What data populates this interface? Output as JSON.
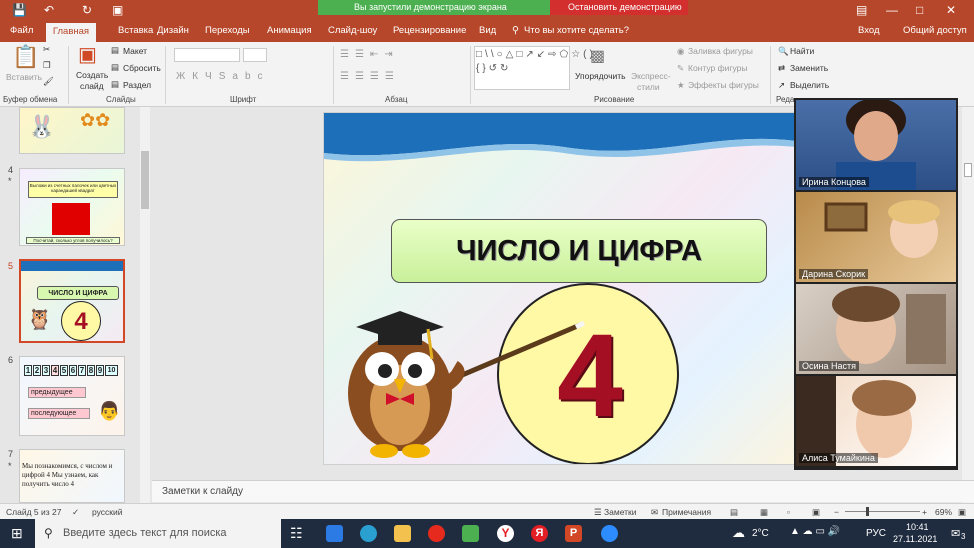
{
  "banners": {
    "sharing": "Вы запустили демонстрацию экрана",
    "stop": "Остановить демонстрацию"
  },
  "tabs": [
    "Файл",
    "Главная",
    "Вставка",
    "Дизайн",
    "Переходы",
    "Анимация",
    "Слайд-шоу",
    "Рецензирование",
    "Вид"
  ],
  "tell_me": "Что вы хотите сделать?",
  "account": {
    "login": "Вход",
    "share": "Общий доступ"
  },
  "ribbon": {
    "paste": "Вставить",
    "create": "Создать",
    "slide": "слайд",
    "layout": "Макет",
    "reset": "Сбросить",
    "section": "Раздел",
    "arrange": "Упорядочить",
    "quick_styles": "Экспресс-",
    "quick_styles2": "стили",
    "fill": "Заливка фигуры",
    "outline": "Контур фигуры",
    "effects": "Эффекты фигуры",
    "find": "Найти",
    "replace": "Заменить",
    "select": "Выделить",
    "groups": {
      "clipboard": "Буфер обмена",
      "slides": "Слайды",
      "font": "Шрифт",
      "paragraph": "Абзац",
      "drawing": "Рисование",
      "editing": "Реда"
    }
  },
  "thumbnails": [
    {
      "num": "4",
      "star": "*",
      "text1": "Выложи из счетных палочек или цветных карандашей квадрат",
      "text2": "Посчитай, сколько углов получилось?"
    },
    {
      "num": "5",
      "title": "ЧИСЛО И ЦИФРА",
      "digit": "4"
    },
    {
      "num": "6",
      "digits": [
        "1",
        "2",
        "3",
        "4",
        "5",
        "6",
        "7",
        "8",
        "9",
        "10"
      ],
      "prev": "предыдущее",
      "next": "последующее"
    },
    {
      "num": "7",
      "star": "*",
      "text": "Мы познакомимся, с числом и цифрой 4 Мы узнаем, как получить число 4"
    }
  ],
  "slide": {
    "title": "ЧИСЛО И ЦИФРА",
    "digit": "4"
  },
  "notes_placeholder": "Заметки к слайду",
  "status": {
    "slide": "Слайд 5 из 27",
    "lang": "русский",
    "notes": "Заметки",
    "comments": "Примечания",
    "zoom": "69%"
  },
  "participants": [
    "Ирина Концова",
    "Дарина Скорик",
    "Осина Настя",
    "Алиса Тумайкина"
  ],
  "taskbar": {
    "search": "Введите здесь текст для поиска",
    "weather": "2°C",
    "lang": "РУС",
    "time": "10:41",
    "date": "27.11.2021",
    "notif": "3"
  }
}
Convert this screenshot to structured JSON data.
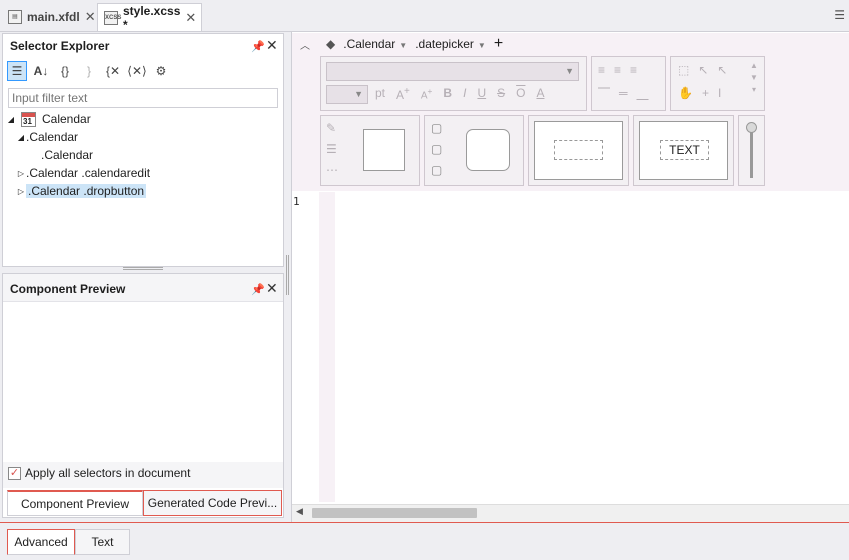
{
  "doc_tabs": [
    {
      "icon": "xfdl-file-icon",
      "label": "main.xfdl",
      "close": "✕"
    },
    {
      "icon": "xcss-file-icon",
      "icon_text": "XCSS",
      "label": "style.xcss *",
      "close": "✕"
    }
  ],
  "selector_explorer": {
    "title": "Selector Explorer",
    "filter_placeholder": "Input filter text",
    "tree": [
      {
        "label": "Calendar",
        "cal_num": "31"
      },
      {
        "label": ".Calendar"
      },
      {
        "label": ".Calendar"
      },
      {
        "label": ".Calendar .calendaredit"
      },
      {
        "label": ".Calendar .dropbutton"
      }
    ]
  },
  "component_preview": {
    "title": "Component Preview",
    "apply_label": "Apply all selectors in document",
    "tabs": [
      "Component Preview",
      "Generated Code Previ..."
    ]
  },
  "editor": {
    "breadcrumbs": [
      ".Calendar",
      ".datepicker"
    ],
    "font_size_unit": "pt",
    "text_preview": "TEXT",
    "line_numbers": [
      "1"
    ]
  },
  "bottom_tabs": [
    "Advanced",
    "Text"
  ]
}
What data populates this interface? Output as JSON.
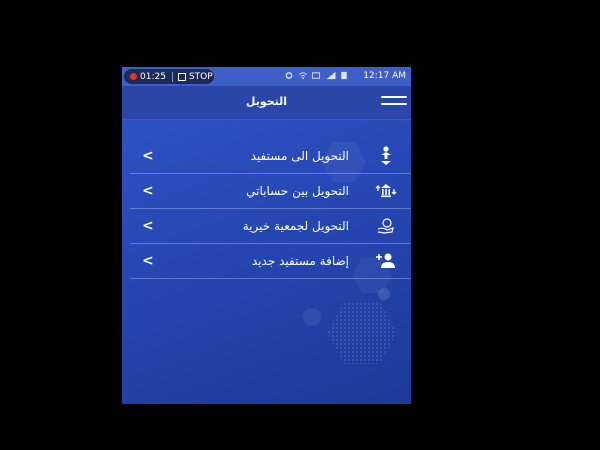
{
  "statusbar": {
    "record_time": "01:25",
    "stop_label": "STOP",
    "time": "12:17 AM",
    "icons": [
      "gear-icon",
      "wifi-icon",
      "network-icon",
      "signal-icon",
      "battery-icon"
    ]
  },
  "header": {
    "title": "التحويل",
    "menu_icon": "hamburger-menu-icon"
  },
  "menu": {
    "items": [
      {
        "label": "التحويل الى مستفيد",
        "icon": "person-transfer-icon"
      },
      {
        "label": "التحويل بين حساباتي",
        "icon": "bank-transfer-icon"
      },
      {
        "label": "التحويل لجمعية خيرية",
        "icon": "charity-hand-icon"
      },
      {
        "label": "إضافة مستفيد جديد",
        "icon": "add-user-icon"
      }
    ]
  },
  "colors": {
    "background": "#2648b4",
    "statusbar": "#3f5fc8",
    "appbar": "#2a46a8",
    "text": "#ffffff",
    "record_dot": "#e5322d"
  }
}
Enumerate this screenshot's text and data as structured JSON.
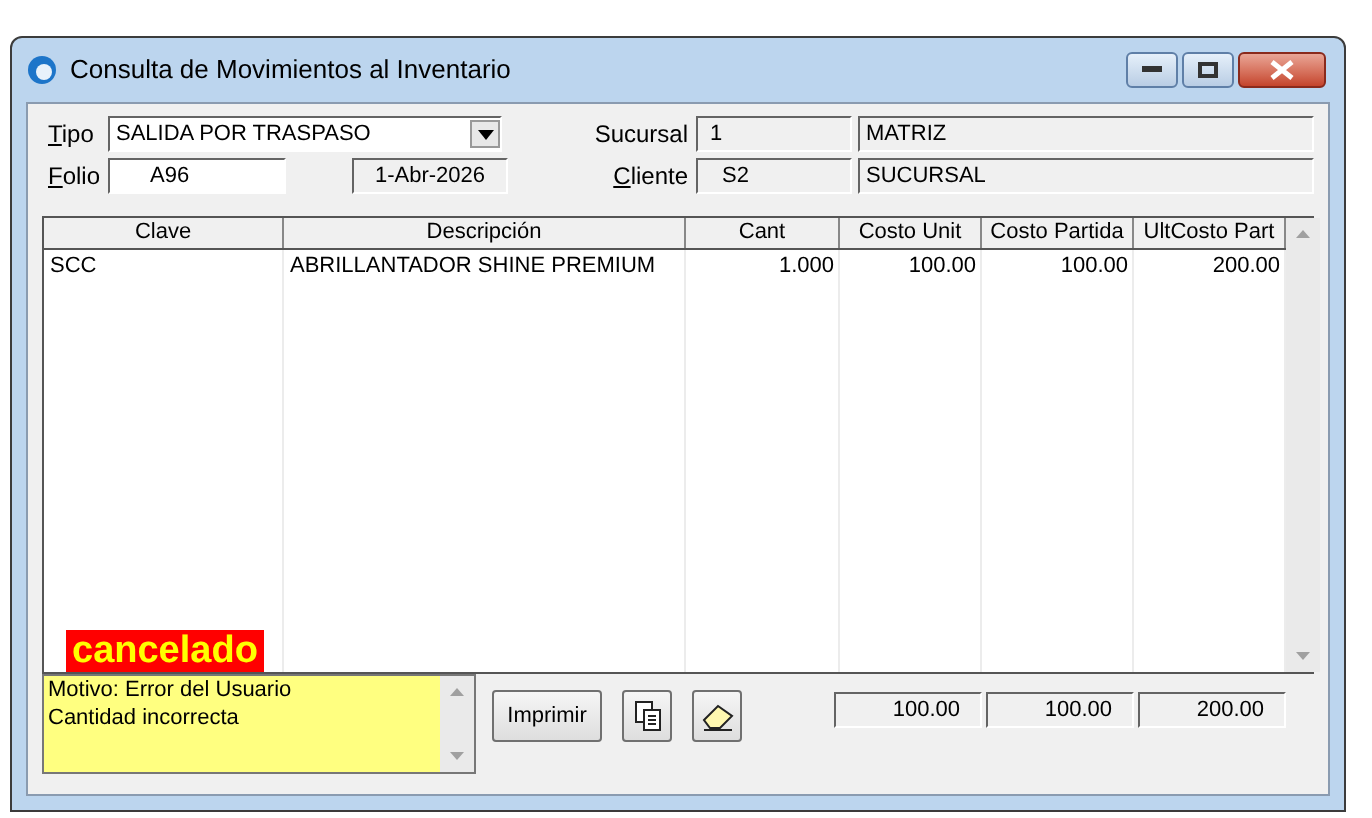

——

=== TASK ===
Pull out all lines from the entries above in which the word "data" appears.

=== OUTPUT OF THE EXERCISE ===
What data populates this interface? Output as JSON.
Convert this screenshot to structured JSON data.
What data populates this interface? Output as JSON.
Enumerate this screenshot's text and data as structured JSON.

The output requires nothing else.